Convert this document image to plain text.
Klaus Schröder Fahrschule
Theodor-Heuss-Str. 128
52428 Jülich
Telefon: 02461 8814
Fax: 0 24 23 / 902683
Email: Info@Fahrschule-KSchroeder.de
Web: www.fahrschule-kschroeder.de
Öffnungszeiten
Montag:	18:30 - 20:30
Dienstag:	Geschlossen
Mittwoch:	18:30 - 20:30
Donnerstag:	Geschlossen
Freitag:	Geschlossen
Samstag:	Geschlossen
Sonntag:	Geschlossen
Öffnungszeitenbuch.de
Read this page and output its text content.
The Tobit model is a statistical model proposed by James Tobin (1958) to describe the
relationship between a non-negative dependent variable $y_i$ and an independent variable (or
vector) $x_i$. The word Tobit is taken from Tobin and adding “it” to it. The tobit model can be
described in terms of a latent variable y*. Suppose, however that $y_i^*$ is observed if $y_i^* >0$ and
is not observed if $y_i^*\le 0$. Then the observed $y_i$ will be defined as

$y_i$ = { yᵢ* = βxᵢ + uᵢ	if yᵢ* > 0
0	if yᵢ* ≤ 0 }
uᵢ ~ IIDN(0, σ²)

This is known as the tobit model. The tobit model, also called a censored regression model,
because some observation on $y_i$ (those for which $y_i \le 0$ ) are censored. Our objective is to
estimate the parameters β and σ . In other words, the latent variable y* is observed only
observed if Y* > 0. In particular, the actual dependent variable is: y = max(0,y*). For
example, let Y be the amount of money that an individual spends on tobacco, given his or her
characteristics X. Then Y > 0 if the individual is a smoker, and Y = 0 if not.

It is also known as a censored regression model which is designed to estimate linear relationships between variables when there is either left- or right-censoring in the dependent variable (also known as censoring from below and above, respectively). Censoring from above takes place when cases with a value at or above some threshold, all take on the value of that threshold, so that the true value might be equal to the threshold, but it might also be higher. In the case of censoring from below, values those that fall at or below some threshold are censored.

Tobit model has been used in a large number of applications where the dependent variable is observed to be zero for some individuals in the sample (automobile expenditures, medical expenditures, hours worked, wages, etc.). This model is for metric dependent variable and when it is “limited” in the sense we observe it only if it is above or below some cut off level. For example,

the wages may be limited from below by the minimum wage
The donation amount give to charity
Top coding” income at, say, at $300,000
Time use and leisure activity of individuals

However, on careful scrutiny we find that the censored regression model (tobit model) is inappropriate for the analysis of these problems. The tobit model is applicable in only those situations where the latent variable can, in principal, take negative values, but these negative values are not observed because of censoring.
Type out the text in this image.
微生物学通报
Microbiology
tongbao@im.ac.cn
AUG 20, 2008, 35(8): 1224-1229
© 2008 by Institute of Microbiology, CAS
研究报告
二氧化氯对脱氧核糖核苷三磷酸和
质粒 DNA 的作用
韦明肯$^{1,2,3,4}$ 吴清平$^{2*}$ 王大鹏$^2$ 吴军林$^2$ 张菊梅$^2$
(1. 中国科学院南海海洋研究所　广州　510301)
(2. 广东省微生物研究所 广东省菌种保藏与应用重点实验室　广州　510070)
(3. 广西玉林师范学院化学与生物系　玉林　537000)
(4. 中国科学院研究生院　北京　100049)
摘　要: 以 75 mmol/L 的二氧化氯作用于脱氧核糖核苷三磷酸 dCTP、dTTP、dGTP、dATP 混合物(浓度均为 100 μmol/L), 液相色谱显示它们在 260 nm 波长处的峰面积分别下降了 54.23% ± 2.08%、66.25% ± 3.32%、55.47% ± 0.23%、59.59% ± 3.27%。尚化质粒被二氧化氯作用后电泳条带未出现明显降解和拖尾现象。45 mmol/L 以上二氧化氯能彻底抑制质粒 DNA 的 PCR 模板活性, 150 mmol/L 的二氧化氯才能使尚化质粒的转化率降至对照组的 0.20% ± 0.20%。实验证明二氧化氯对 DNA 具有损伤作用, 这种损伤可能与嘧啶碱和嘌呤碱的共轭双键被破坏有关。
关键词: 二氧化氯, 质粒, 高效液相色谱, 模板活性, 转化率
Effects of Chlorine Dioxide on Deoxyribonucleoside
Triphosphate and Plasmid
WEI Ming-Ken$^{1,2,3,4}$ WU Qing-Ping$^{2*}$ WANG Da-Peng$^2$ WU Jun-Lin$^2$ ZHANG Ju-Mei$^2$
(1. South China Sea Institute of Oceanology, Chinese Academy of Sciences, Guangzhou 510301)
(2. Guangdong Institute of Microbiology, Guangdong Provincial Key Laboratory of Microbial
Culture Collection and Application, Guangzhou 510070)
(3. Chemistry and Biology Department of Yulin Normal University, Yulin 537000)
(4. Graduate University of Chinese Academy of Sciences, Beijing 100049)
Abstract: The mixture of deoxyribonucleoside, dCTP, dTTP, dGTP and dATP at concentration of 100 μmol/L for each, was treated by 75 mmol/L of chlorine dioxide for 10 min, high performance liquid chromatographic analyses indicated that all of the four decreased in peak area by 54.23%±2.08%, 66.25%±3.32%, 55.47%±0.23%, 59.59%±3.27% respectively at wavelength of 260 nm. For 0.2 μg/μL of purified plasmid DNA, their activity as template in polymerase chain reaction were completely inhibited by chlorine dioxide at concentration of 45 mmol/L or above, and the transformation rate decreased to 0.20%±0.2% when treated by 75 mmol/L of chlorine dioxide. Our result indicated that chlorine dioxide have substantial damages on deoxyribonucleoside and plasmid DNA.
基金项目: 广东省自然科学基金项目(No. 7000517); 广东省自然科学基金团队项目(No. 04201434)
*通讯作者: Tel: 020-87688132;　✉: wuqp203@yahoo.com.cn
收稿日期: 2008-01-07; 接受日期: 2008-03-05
● ● ●
> EXERCISE BRIEF
Each line above is to be repeated exactly.

> SOLUTION TO THE EXERCISE
Convert this document image to plain text.
Klaus Schröder Fahrschule
Theodor-Heuss-Str. 128
52428 Jülich
Telefon: 02461 8814
Fax: 0 24 23 / 902683
Email: Info@Fahrschule-KSchroeder.de
Web: www.fahrschule-kschroeder.de
Öffnungszeiten
Montag:	18:30 - 20:30
Dienstag:	Geschlossen
Mittwoch:	18:30 - 20:30
Donnerstag:	Geschlossen
Freitag:	Geschlossen
Samstag:	Geschlossen
Sonntag:	Geschlossen
Öffnungszeitenbuch.de
Read this page and output its text content.
The Tobit model is a statistical model proposed by James Tobin (1958) to describe the
relationship between a non-negative dependent variable $y_i$ and an independent variable (or
vector) $x_i$. The word Tobit is taken from Tobin and adding “it” to it. The tobit model can be
described in terms of a latent variable y*. Suppose, however that $y_i^*$ is observed if $y_i^* >0$ and
is not observed if $y_i^*\le 0$. Then the observed $y_i$ will be defined as

$y_i$ = { yᵢ* = βxᵢ + uᵢ	if yᵢ* > 0
0	if yᵢ* ≤ 0 }
uᵢ ~ IIDN(0, σ²)

This is known as the tobit model. The tobit model, also called a censored regression model,
because some observation on $y_i$ (those for which $y_i \le 0$ ) are censored. Our objective is to
estimate the parameters β and σ . In other words, the latent variable y* is observed only
observed if Y* > 0. In particular, the actual dependent variable is: y = max(0,y*). For
example, let Y be the amount of money that an individual spends on tobacco, given his or her
characteristics X. Then Y > 0 if the individual is a smoker, and Y = 0 if not.

It is also known as a censored regression model which is designed to estimate linear relationships between variables when there is either left- or right-censoring in the dependent variable (also known as censoring from below and above, respectively). Censoring from above takes place when cases with a value at or above some threshold, all take on the value of that threshold, so that the true value might be equal to the threshold, but it might also be higher. In the case of censoring from below, values those that fall at or below some threshold are censored.

Tobit model has been used in a large number of applications where the dependent variable is observed to be zero for some individuals in the sample (automobile expenditures, medical expenditures, hours worked, wages, etc.). This model is for metric dependent variable and when it is “limited” in the sense we observe it only if it is above or below some cut off level. For example,

the wages may be limited from below by the minimum wage
The donation amount give to charity
Top coding” income at, say, at $300,000
Time use and leisure activity of individuals

However, on careful scrutiny we find that the censored regression model (tobit model) is inappropriate for the analysis of these problems. The tobit model is applicable in only those situations where the latent variable can, in principal, take negative values, but these negative values are not observed because of censoring.
Type out the text in this image.
微生物学通报
Microbiology
tongbao@im.ac.cn
AUG 20, 2008, 35(8): 1224-1229
© 2008 by Institute of Microbiology, CAS
研究报告
二氧化氯对脱氧核糖核苷三磷酸和
质粒 DNA 的作用
韦明肯$^{1,2,3,4}$ 吴清平$^{2*}$ 王大鹏$^2$ 吴军林$^2$ 张菊梅$^2$
(1. 中国科学院南海海洋研究所　广州　510301)
(2. 广东省微生物研究所 广东省菌种保藏与应用重点实验室　广州　510070)
(3. 广西玉林师范学院化学与生物系　玉林　537000)
(4. 中国科学院研究生院　北京　100049)
摘　要: 以 75 mmol/L 的二氧化氯作用于脱氧核糖核苷三磷酸 dCTP、dTTP、dGTP、dATP 混合物(浓度均为 100 μmol/L), 液相色谱显示它们在 260 nm 波长处的峰面积分别下降了 54.23% ± 2.08%、66.25% ± 3.32%、55.47% ± 0.23%、59.59% ± 3.27%。尚化质粒被二氧化氯作用后电泳条带未出现明显降解和拖尾现象。45 mmol/L 以上二氧化氯能彻底抑制质粒 DNA 的 PCR 模板活性, 150 mmol/L 的二氧化氯才能使尚化质粒的转化率降至对照组的 0.20% ± 0.20%。实验证明二氧化氯对 DNA 具有损伤作用, 这种损伤可能与嘧啶碱和嘌呤碱的共轭双键被破坏有关。
关键词: 二氧化氯, 质粒, 高效液相色谱, 模板活性, 转化率
Effects of Chlorine Dioxide on Deoxyribonucleoside
Triphosphate and Plasmid
WEI Ming-Ken$^{1,2,3,4}$ WU Qing-Ping$^{2*}$ WANG Da-Peng$^2$ WU Jun-Lin$^2$ ZHANG Ju-Mei$^2$
(1. South China Sea Institute of Oceanology, Chinese Academy of Sciences, Guangzhou 510301)
(2. Guangdong Institute of Microbiology, Guangdong Provincial Key Laboratory of Microbial
Culture Collection and Application, Guangzhou 510070)
(3. Chemistry and Biology Department of Yulin Normal University, Yulin 537000)
(4. Graduate University of Chinese Academy of Sciences, Beijing 100049)
Abstract: The mixture of deoxyribonucleoside, dCTP, dTTP, dGTP and dATP at concentration of 100 μmol/L for each, was treated by 75 mmol/L of chlorine dioxide for 10 min, high performance liquid chromatographic analyses indicated that all of the four decreased in peak area by 54.23%±2.08%, 66.25%±3.32%, 55.47%±0.23%, 59.59%±3.27% respectively at wavelength of 260 nm. For 0.2 μg/μL of purified plasmid DNA, their activity as template in polymerase chain reaction were completely inhibited by chlorine dioxide at concentration of 45 mmol/L or above, and the transformation rate decreased to 0.20%±0.2% when treated by 75 mmol/L of chlorine dioxide. Our result indicated that chlorine dioxide have substantial damages on deoxyribonucleoside and plasmid DNA.
基金项目: 广东省自然科学基金项目(No. 7000517); 广东省自然科学基金团队项目(No. 04201434)
*通讯作者: Tel: 020-87688132;　✉: wuqp203@yahoo.com.cn
收稿日期: 2008-01-07; 接受日期: 2008-03-05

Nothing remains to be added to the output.